INSTRUCTIONS TO FOLLOW — Review the lines that follow and copy each one that contains the word "values".

:: LISTED ENTRIES ::

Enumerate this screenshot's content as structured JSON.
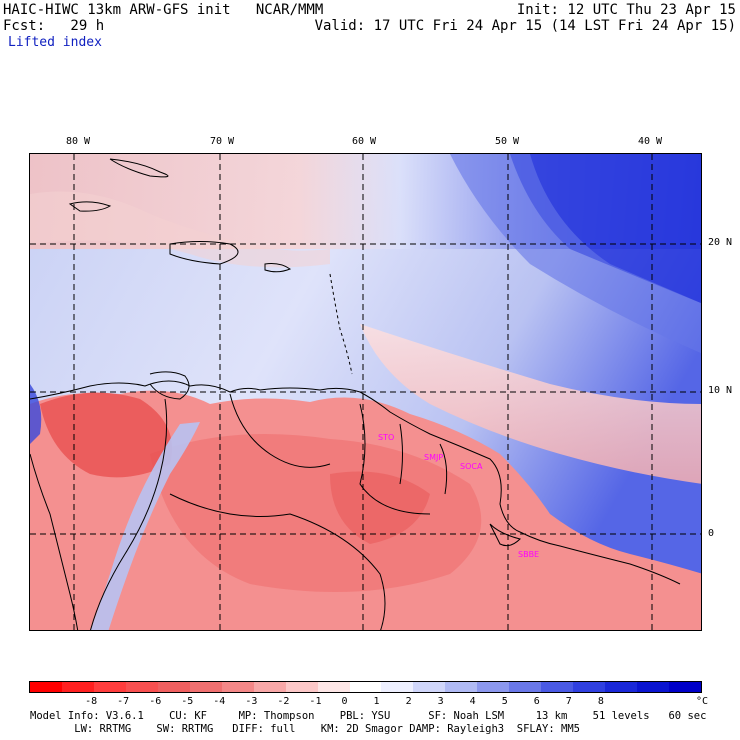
{
  "header": {
    "line1_left": "HAIC-HIWC 13km ARW-GFS init   NCAR/MMM",
    "line1_right": "Init: 12 UTC Thu 23 Apr 15",
    "line2_left": "Fcst:   29 h",
    "line2_right": "Valid: 17 UTC Fri 24 Apr 15 (14 LST Fri 24 Apr 15)",
    "field_name": "Lifted index"
  },
  "map": {
    "lon_labels": [
      "80 W",
      "70 W",
      "60 W",
      "50 W",
      "40 W"
    ],
    "lat_labels": [
      "20 N",
      "10 N",
      "0"
    ],
    "station_labels": [
      "STO",
      "SMJP",
      "SOCA",
      "SBBE"
    ],
    "station_color": "#ff00ff",
    "colors": {
      "negative": "#f06060",
      "positive": "#3050e0",
      "neutral": "#ffffff"
    }
  },
  "colorbar": {
    "labels": [
      "-8",
      "-7",
      "-6",
      "-5",
      "-4",
      "-3",
      "-2",
      "-1",
      "0",
      "1",
      "2",
      "3",
      "4",
      "5",
      "6",
      "7",
      "8"
    ],
    "unit": "°C",
    "colors": [
      "#ff0000",
      "#ff2020",
      "#ff3d3d",
      "#f85050",
      "#f06060",
      "#f07070",
      "#f48888",
      "#f8a8a8",
      "#fcc8c8",
      "#fde6e6",
      "#ffffff",
      "#eef0ff",
      "#d0d6fa",
      "#b0baf4",
      "#8c98ee",
      "#6a78e8",
      "#4a5ae4",
      "#3040e0",
      "#1a28d8",
      "#0a14d0",
      "#0000c8"
    ]
  },
  "footer": {
    "line1": "Model Info: V3.6.1    CU: KF     MP: Thompson    PBL: YSU      SF: Noah LSM     13 km    51 levels   60 sec",
    "line2": "       LW: RRTMG    SW: RRTMG   DIFF: full    KM: 2D Smagor DAMP: Rayleigh3  SFLAY: MM5"
  }
}
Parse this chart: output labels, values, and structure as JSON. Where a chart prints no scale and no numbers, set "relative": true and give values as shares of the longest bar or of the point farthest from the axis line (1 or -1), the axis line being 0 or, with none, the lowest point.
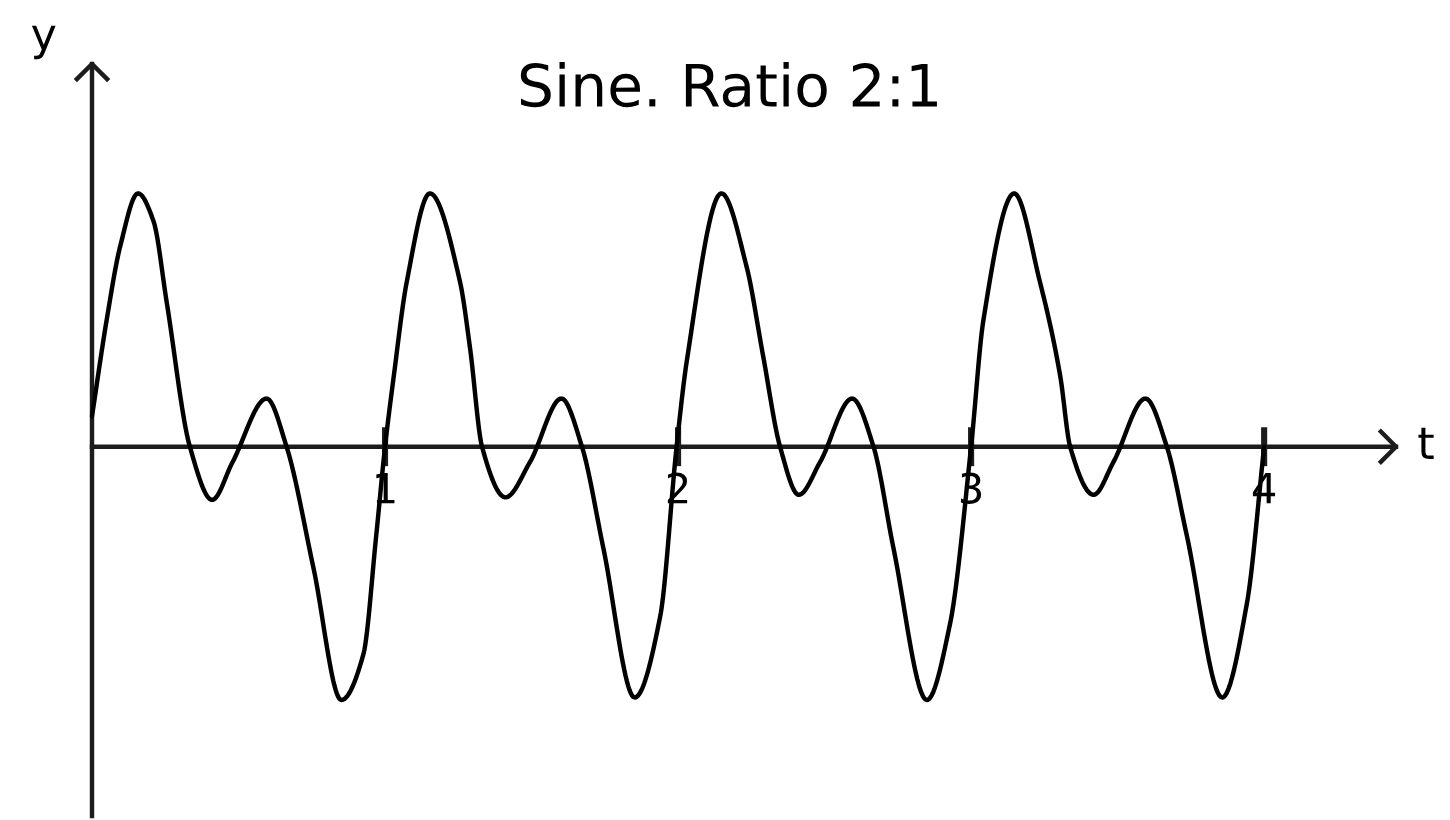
{
  "chart_data": {
    "type": "line",
    "title": "Sine. Ratio 2:1",
    "xlabel": "t",
    "ylabel": "y",
    "relative": true,
    "xlim": [
      0,
      4.45
    ],
    "xticks": [
      1,
      2,
      3,
      4
    ],
    "color": "#000000",
    "x": [
      0,
      0.05,
      0.096,
      0.157,
      0.21,
      0.255,
      0.334,
      0.41,
      0.48,
      0.596,
      0.664,
      0.756,
      0.851,
      0.926,
      0.97,
      1.0,
      1.03,
      1.074,
      1.153,
      1.256,
      1.29,
      1.331,
      1.411,
      1.495,
      1.602,
      1.672,
      1.745,
      1.852,
      1.939,
      1.995,
      2.03,
      2.148,
      2.234,
      2.29,
      2.348,
      2.412,
      2.485,
      2.594,
      2.667,
      2.735,
      2.849,
      2.928,
      3.0,
      3.042,
      3.147,
      3.235,
      3.304,
      3.338,
      3.418,
      3.486,
      3.595,
      3.668,
      3.736,
      3.857,
      3.941,
      4.0
    ],
    "values": [
      0.12,
      0.5,
      0.79,
      1.0,
      0.89,
      0.57,
      0,
      -0.21,
      -0.06,
      0.19,
      0,
      -0.48,
      -1.0,
      -0.82,
      -0.35,
      0,
      0.28,
      0.65,
      1.0,
      0.65,
      0.39,
      0,
      -0.2,
      -0.06,
      0.19,
      0,
      -0.4,
      -0.99,
      -0.67,
      0,
      0.34,
      1.0,
      0.71,
      0.36,
      0,
      -0.19,
      -0.06,
      0.19,
      0,
      -0.4,
      -1.0,
      -0.7,
      0,
      0.5,
      1.0,
      0.65,
      0.28,
      0,
      -0.19,
      -0.06,
      0.19,
      0,
      -0.35,
      -0.99,
      -0.62,
      0
    ],
    "line_style": "solid"
  }
}
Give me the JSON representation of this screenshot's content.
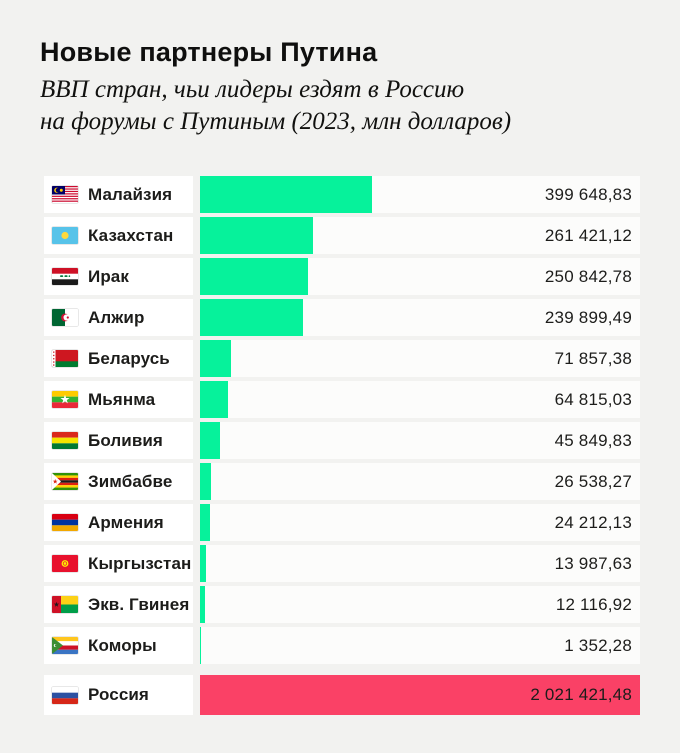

:::

THE OUTPUT —
Parse this chart: output labels, values, and structure as JSON. Where a chart prints no scale and no numbers, set "relative": true and give values as shares of the longest bar or of the point farthest from the axis line (1 or -1), the axis line being 0 or, with none, the lowest point.
    "values": [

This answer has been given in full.